> REQUEST: Copy out all lines that hold "Давай".

> MATERIAL:
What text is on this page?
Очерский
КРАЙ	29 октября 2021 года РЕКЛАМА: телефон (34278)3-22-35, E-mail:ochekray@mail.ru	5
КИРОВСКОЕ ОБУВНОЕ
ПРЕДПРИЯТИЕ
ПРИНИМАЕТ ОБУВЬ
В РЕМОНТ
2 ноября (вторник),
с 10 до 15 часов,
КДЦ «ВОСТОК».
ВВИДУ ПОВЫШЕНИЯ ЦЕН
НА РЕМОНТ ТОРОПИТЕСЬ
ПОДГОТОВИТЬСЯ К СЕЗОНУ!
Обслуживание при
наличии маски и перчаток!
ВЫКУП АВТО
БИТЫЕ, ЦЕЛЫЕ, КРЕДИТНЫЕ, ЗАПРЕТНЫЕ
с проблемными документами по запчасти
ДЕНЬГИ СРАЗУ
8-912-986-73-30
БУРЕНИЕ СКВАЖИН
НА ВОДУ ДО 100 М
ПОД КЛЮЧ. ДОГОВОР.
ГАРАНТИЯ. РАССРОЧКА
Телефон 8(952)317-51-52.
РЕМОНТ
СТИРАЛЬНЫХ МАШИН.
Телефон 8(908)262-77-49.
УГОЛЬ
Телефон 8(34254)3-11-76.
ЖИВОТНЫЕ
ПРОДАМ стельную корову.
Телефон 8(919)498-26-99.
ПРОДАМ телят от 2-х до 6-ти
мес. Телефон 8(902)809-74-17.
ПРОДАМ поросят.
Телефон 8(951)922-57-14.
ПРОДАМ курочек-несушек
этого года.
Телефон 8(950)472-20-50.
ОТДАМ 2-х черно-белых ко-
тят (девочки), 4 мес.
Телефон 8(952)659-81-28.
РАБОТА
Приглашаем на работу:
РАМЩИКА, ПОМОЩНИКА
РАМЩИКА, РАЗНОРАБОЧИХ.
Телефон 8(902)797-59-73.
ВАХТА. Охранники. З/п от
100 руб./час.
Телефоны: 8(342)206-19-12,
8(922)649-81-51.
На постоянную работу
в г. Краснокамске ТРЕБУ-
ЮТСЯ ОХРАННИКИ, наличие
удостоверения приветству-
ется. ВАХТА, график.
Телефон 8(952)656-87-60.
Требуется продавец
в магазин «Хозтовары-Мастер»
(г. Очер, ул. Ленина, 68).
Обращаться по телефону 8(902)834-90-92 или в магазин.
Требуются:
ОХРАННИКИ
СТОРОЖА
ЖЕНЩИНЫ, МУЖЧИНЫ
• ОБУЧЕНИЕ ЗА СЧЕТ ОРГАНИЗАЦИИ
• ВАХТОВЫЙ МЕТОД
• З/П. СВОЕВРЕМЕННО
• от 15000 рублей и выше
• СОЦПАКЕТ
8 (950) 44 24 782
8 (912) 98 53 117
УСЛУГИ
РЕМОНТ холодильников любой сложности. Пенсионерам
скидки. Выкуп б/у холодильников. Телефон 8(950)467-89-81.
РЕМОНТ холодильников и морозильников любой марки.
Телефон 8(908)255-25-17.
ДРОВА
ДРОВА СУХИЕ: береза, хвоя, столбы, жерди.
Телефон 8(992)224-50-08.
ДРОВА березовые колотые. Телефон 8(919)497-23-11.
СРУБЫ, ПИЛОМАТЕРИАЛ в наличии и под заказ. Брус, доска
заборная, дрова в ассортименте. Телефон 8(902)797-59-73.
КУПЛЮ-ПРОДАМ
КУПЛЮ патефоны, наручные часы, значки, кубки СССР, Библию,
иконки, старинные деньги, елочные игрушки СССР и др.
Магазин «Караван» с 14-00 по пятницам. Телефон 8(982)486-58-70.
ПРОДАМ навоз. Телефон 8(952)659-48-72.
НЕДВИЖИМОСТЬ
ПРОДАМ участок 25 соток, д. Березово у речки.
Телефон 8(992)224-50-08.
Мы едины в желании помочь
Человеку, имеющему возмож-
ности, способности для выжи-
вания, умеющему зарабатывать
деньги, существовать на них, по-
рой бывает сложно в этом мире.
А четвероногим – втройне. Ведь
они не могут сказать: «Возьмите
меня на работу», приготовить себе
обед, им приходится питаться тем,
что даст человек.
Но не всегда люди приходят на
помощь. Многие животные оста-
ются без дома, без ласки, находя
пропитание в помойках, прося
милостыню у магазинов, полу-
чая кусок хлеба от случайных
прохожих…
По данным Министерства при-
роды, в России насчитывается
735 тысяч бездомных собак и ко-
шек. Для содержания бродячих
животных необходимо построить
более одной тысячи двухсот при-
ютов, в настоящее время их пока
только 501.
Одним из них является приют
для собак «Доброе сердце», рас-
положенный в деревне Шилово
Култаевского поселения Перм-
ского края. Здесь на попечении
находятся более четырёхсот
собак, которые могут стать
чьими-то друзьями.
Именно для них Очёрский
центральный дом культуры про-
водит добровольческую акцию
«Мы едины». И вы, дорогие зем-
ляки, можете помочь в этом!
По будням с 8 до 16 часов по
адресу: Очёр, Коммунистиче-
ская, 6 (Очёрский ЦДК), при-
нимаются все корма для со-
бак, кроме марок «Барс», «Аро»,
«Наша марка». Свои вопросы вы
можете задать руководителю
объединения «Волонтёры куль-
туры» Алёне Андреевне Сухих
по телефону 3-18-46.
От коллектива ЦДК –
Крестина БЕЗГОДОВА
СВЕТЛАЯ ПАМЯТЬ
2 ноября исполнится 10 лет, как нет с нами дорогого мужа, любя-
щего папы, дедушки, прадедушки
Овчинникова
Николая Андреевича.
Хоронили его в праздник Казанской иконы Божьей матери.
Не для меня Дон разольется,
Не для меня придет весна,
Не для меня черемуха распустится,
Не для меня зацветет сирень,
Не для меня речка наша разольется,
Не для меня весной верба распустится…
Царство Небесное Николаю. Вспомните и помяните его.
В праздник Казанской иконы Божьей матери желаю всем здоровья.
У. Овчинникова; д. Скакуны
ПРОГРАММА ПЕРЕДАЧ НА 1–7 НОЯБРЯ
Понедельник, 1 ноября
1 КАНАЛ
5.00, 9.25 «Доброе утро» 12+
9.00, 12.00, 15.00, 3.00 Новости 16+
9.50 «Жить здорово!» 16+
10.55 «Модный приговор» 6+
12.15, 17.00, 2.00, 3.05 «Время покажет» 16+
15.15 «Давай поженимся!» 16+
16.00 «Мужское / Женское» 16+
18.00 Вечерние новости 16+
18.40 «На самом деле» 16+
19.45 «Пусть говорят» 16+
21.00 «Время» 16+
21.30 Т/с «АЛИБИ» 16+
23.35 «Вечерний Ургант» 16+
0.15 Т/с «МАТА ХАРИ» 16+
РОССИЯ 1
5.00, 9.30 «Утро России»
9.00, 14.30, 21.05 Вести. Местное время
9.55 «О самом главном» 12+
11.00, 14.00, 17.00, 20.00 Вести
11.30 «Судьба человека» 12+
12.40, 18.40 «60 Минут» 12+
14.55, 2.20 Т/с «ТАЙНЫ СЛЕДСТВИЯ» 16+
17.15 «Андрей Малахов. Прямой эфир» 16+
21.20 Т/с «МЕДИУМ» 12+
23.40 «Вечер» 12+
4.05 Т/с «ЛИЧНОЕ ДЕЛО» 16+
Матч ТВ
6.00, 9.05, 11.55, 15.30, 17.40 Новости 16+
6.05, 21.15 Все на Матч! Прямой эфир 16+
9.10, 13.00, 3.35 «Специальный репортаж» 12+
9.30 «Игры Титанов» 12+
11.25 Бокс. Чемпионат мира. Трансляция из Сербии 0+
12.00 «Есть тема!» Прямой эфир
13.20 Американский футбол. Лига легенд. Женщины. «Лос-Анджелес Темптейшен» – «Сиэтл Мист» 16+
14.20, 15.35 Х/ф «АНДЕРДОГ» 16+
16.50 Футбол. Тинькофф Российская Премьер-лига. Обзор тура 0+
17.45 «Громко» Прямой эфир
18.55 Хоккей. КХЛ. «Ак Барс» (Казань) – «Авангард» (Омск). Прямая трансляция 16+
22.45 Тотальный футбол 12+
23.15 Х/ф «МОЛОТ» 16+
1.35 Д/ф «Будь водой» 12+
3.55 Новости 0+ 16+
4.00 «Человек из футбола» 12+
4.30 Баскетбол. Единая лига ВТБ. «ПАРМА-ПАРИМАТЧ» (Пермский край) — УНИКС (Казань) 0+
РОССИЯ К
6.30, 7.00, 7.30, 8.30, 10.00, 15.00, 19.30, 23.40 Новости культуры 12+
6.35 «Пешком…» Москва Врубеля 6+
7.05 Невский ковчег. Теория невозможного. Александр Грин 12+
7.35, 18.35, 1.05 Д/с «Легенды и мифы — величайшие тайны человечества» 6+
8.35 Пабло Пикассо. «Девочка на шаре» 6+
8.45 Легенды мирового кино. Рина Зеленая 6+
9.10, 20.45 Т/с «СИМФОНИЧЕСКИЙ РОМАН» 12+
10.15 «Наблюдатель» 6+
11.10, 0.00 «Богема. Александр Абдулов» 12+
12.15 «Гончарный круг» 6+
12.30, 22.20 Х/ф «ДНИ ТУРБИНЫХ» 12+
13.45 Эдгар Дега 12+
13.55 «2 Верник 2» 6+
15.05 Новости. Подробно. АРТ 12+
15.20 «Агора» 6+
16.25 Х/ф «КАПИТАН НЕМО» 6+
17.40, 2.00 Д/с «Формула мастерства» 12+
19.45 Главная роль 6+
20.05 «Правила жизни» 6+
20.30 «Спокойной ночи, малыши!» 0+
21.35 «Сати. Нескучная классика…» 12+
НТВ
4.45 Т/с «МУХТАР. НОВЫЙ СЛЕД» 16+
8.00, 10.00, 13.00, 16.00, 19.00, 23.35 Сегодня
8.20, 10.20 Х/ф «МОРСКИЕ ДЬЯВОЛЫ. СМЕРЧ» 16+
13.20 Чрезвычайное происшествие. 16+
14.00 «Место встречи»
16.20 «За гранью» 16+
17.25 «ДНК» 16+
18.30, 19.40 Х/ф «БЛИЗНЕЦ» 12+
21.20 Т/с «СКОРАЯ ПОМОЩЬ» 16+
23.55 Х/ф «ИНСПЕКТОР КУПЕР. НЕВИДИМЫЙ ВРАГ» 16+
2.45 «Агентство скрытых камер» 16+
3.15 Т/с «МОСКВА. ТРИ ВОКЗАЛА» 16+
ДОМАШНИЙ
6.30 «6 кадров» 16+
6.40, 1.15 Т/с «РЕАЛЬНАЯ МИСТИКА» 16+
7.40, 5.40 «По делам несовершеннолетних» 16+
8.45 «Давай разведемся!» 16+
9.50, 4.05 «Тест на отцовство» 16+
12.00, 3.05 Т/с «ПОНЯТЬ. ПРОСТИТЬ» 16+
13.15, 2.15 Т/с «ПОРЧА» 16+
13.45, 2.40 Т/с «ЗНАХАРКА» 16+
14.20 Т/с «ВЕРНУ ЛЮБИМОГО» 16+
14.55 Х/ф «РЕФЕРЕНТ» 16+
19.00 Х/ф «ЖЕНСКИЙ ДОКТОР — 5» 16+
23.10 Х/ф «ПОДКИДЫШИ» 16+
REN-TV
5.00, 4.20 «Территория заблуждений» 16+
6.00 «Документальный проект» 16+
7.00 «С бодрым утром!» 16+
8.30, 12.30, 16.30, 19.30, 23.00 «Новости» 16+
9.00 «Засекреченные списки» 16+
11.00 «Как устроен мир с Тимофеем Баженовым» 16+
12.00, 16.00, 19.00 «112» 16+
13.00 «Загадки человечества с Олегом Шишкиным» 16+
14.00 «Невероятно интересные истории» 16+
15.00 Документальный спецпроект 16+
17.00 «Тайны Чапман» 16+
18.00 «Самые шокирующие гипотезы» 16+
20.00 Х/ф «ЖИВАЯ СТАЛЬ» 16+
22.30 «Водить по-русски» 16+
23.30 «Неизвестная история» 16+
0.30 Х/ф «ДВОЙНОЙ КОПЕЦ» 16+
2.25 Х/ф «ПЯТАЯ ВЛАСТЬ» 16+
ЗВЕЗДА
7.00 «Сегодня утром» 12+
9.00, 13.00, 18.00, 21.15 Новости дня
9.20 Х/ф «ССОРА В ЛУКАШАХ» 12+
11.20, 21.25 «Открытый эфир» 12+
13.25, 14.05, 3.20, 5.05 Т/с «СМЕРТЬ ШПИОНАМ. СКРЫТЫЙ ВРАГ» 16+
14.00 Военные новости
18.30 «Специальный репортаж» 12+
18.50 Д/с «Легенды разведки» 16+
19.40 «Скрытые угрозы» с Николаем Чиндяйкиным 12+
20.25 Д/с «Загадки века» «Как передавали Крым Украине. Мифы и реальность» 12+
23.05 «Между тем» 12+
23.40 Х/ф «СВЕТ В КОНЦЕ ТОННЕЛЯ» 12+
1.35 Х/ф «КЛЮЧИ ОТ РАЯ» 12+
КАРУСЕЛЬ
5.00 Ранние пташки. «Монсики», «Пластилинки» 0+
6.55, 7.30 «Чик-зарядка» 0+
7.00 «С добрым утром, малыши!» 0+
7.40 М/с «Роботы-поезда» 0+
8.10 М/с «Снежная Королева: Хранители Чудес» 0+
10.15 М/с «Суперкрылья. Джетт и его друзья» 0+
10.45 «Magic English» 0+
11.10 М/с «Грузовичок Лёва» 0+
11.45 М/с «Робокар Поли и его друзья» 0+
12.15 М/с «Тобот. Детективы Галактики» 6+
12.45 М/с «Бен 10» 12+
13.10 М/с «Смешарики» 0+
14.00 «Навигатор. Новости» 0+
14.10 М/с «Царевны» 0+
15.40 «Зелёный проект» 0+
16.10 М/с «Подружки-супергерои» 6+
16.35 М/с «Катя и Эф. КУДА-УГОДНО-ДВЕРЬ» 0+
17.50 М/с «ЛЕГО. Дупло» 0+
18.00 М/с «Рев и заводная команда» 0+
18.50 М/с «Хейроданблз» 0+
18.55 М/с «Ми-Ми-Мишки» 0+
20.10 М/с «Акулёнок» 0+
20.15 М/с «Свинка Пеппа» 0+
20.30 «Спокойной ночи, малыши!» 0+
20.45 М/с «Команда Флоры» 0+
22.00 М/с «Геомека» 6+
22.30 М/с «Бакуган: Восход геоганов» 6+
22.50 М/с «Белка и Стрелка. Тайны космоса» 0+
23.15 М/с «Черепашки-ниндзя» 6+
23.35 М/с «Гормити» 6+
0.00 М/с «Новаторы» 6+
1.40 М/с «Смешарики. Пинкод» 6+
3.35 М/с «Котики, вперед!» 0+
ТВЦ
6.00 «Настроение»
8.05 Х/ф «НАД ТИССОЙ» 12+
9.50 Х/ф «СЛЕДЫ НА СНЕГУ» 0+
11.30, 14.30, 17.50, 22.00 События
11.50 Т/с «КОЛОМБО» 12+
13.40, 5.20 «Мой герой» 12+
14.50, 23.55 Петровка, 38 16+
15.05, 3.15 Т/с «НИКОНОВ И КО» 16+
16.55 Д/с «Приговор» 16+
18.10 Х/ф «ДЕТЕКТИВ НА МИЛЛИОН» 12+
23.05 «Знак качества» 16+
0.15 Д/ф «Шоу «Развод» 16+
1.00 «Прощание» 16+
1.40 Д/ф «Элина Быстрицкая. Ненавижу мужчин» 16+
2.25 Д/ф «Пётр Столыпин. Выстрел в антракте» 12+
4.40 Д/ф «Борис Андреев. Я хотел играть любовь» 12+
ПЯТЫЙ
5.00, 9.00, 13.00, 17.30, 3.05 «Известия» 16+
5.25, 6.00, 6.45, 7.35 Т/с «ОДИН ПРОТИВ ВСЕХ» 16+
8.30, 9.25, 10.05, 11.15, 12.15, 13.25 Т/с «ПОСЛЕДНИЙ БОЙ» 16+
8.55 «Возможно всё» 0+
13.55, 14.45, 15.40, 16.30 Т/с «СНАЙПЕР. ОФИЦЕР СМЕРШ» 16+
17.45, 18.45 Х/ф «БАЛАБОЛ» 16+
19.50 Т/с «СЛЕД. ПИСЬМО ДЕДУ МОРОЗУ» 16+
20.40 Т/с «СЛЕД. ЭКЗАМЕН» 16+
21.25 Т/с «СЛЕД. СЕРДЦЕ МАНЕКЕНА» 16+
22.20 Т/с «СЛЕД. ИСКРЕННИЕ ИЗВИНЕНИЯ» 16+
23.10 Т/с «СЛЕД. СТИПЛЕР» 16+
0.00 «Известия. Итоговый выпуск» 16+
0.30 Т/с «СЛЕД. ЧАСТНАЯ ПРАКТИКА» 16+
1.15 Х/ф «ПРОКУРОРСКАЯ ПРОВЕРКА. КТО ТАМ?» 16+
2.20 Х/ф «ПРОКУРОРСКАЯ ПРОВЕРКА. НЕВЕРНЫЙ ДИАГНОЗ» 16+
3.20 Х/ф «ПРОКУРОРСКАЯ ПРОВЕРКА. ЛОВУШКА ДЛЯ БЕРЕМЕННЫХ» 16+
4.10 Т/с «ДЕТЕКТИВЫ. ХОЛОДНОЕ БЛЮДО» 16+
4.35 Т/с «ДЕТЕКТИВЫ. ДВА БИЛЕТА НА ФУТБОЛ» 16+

> REPLY TO THE EXERCISE:
15.15 «Давай поженимся!» 16+
8.45 «Давай разведемся!» 16+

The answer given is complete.